Begin

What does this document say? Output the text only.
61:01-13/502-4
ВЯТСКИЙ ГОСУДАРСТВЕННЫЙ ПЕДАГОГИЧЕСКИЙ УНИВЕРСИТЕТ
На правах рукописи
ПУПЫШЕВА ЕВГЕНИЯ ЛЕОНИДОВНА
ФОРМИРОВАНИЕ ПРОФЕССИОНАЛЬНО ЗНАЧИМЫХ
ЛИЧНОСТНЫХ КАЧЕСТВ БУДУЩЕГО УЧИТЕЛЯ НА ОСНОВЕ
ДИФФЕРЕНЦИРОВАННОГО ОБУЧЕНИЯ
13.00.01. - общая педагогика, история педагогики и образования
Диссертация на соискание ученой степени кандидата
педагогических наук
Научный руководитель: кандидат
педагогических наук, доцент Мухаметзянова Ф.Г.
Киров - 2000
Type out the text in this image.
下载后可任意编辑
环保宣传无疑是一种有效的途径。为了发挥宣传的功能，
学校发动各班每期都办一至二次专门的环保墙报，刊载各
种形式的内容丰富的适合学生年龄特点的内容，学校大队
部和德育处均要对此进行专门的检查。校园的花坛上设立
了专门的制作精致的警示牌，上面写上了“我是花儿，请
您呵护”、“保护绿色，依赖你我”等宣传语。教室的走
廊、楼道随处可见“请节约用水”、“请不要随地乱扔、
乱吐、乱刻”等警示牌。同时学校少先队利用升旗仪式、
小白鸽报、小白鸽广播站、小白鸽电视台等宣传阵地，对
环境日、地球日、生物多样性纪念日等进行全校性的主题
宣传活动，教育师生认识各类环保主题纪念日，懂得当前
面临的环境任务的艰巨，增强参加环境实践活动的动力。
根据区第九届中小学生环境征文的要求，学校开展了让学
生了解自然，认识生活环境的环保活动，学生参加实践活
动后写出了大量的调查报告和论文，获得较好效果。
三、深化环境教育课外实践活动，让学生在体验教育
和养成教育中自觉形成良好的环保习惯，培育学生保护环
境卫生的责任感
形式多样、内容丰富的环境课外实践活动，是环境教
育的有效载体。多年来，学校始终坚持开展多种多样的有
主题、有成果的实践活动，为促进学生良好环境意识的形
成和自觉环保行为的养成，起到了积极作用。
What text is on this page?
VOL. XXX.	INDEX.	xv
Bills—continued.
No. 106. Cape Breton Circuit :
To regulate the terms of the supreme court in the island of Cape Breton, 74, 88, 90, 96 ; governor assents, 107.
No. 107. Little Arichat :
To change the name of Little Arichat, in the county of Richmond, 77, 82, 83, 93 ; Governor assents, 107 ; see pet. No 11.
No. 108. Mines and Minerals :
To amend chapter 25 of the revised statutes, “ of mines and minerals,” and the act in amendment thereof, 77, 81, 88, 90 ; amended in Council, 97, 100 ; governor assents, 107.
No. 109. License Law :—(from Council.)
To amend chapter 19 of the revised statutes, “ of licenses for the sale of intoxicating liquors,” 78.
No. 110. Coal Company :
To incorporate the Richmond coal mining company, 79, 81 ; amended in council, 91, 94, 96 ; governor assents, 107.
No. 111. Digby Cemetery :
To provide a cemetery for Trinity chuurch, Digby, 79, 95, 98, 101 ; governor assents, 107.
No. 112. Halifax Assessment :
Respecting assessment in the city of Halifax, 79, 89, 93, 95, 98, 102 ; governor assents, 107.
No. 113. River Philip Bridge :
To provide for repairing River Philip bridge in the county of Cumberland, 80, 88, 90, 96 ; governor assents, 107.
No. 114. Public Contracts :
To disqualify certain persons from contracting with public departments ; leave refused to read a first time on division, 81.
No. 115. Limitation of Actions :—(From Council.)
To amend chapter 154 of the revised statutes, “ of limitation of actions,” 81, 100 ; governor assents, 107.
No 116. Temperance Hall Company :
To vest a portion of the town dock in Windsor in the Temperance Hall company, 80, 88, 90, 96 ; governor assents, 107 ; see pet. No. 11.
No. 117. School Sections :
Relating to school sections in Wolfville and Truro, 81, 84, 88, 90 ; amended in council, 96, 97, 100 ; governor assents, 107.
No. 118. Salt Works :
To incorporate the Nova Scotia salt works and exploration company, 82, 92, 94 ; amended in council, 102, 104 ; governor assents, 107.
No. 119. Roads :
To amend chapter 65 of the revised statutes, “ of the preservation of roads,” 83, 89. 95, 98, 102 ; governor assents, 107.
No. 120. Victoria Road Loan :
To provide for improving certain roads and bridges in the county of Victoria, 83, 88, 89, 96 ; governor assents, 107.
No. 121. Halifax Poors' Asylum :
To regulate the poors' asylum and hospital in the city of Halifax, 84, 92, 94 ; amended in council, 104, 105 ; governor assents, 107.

End

**What to work on**
Write out each line of the data that holds the string "incorporate".

**Solution**
To incorporate the Richmond coal mining company, 79, 81 ; amended in council, 91, 94, 96 ; governor assents, 107.
To incorporate the Nova Scotia salt works and exploration company, 82, 92, 94 ; amended in council, 102, 104 ; governor assents, 107.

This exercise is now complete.